• _Aim_:
Write the material out again, line by line, exactly as it is.

────

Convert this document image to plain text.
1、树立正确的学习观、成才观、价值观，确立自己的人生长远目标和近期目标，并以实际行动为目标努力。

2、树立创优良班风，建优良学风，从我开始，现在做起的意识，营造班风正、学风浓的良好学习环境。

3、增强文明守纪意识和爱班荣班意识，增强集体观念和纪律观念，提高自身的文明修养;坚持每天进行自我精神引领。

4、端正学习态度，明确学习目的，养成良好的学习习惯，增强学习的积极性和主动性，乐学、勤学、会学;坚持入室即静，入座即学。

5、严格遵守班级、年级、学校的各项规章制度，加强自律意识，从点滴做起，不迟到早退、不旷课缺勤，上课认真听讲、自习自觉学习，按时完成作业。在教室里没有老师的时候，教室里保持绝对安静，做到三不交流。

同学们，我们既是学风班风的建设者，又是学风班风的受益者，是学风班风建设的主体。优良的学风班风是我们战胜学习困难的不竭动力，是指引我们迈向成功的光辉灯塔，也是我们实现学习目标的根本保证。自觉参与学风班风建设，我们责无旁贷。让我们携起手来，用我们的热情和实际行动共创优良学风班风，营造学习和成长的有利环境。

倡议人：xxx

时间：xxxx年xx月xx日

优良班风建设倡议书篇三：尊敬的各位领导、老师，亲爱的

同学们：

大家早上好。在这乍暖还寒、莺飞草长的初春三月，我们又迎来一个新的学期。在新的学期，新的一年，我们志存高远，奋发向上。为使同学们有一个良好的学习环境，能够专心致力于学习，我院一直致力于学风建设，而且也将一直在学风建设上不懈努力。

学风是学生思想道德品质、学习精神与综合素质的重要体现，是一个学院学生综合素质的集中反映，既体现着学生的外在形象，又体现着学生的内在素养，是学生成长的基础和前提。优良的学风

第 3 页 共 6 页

────

• _Answer for the task_:
Convert this document image to plain text.
1、树立正确的学习观、成才观、价值观，确立自己的人生长远目标和近期目标，并以实际行动为目标努力。

2、树立创优良班风，建优良学风，从我开始，现在做起的意识，营造班风正、学风浓的良好学习环境。

3、增强文明守纪意识和爱班荣班意识，增强集体观念和纪律观念，提高自身的文明修养;坚持每天进行自我精神引领。

4、端正学习态度，明确学习目的，养成良好的学习习惯，增强学习的积极性和主动性，乐学、勤学、会学;坚持入室即静，入座即学。

5、严格遵守班级、年级、学校的各项规章制度，加强自律意识，从点滴做起，不迟到早退、不旷课缺勤，上课认真听讲、自习自觉学习，按时完成作业。在教室里没有老师的时候，教室里保持绝对安静，做到三不交流。

同学们，我们既是学风班风的建设者，又是学风班风的受益者，是学风班风建设的主体。优良的学风班风是我们战胜学习困难的不竭动力，是指引我们迈向成功的光辉灯塔，也是我们实现学习目标的根本保证。自觉参与学风班风建设，我们责无旁贷。让我们携起手来，用我们的热情和实际行动共创优良学风班风，营造学习和成长的有利环境。

倡议人：xxx

时间：xxxx年xx月xx日

优良班风建设倡议书篇三：尊敬的各位领导、老师，亲爱的

同学们：

大家早上好。在这乍暖还寒、莺飞草长的初春三月，我们又迎来一个新的学期。在新的学期，新的一年，我们志存高远，奋发向上。为使同学们有一个良好的学习环境，能够专心致力于学习，我院一直致力于学风建设，而且也将一直在学风建设上不懈努力。

学风是学生思想道德品质、学习精神与综合素质的重要体现，是一个学院学生综合素质的集中反映，既体现着学生的外在形象，又体现着学生的内在素养，是学生成长的基础和前提。优良的学风

第 3 页 共 6 页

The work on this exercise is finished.